**GIVEN RECORDS**
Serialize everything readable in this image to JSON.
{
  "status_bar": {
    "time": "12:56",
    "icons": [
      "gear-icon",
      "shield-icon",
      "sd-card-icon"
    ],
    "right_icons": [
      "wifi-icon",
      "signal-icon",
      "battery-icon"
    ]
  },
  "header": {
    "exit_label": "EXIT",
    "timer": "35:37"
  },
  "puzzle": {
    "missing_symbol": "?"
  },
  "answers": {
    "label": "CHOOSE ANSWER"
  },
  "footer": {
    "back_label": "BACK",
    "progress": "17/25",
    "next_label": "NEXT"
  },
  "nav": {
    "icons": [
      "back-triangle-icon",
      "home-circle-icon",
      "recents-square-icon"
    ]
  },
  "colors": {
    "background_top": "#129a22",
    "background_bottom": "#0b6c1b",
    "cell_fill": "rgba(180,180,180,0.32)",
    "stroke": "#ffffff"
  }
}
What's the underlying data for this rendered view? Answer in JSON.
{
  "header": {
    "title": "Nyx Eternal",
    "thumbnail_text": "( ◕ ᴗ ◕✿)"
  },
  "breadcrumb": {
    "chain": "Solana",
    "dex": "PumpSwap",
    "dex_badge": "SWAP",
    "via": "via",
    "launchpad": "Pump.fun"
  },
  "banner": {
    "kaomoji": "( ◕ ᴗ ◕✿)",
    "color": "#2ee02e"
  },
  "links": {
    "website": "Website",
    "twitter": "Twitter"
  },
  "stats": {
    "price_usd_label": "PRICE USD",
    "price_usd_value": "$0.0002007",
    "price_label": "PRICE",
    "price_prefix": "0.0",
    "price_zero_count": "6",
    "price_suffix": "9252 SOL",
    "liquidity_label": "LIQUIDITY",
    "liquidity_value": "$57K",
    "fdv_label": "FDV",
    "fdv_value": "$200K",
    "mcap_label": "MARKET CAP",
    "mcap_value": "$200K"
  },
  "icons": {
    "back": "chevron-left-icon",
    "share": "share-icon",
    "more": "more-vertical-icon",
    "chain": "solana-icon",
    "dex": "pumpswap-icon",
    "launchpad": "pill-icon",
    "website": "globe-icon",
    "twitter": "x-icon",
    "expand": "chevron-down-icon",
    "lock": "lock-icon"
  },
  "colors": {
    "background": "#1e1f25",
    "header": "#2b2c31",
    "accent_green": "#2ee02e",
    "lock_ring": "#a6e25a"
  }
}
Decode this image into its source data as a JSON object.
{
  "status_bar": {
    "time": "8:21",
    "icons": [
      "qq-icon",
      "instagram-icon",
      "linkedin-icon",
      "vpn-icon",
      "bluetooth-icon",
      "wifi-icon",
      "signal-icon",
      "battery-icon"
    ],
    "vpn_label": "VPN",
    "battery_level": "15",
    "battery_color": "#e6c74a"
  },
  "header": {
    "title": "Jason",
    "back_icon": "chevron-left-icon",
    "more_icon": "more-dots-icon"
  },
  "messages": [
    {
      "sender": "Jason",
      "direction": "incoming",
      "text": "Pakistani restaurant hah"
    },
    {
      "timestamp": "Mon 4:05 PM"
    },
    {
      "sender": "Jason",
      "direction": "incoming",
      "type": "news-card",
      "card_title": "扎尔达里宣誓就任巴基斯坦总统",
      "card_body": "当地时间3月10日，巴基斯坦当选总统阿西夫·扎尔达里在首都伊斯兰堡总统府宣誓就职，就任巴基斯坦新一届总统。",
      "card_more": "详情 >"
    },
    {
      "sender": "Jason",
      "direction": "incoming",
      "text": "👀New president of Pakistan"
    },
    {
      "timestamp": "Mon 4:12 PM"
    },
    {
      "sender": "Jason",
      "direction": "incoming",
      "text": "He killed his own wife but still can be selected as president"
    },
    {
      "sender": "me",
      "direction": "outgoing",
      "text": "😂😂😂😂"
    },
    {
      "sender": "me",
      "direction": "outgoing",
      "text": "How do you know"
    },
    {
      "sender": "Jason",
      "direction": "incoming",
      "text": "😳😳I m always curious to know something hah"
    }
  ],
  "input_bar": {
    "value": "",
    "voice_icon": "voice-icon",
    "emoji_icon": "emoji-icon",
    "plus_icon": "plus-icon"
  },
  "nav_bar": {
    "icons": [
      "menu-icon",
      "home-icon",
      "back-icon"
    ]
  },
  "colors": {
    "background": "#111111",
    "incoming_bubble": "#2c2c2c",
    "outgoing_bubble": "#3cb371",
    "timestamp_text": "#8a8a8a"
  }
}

**DESCRIPTION OF THE TASK**
Read the data above and pull out each line that holds the string "know".

**EXERCISE RESPONSE**
      "text": "How do you know"
      "text": "😳😳I m always curious to know something hah"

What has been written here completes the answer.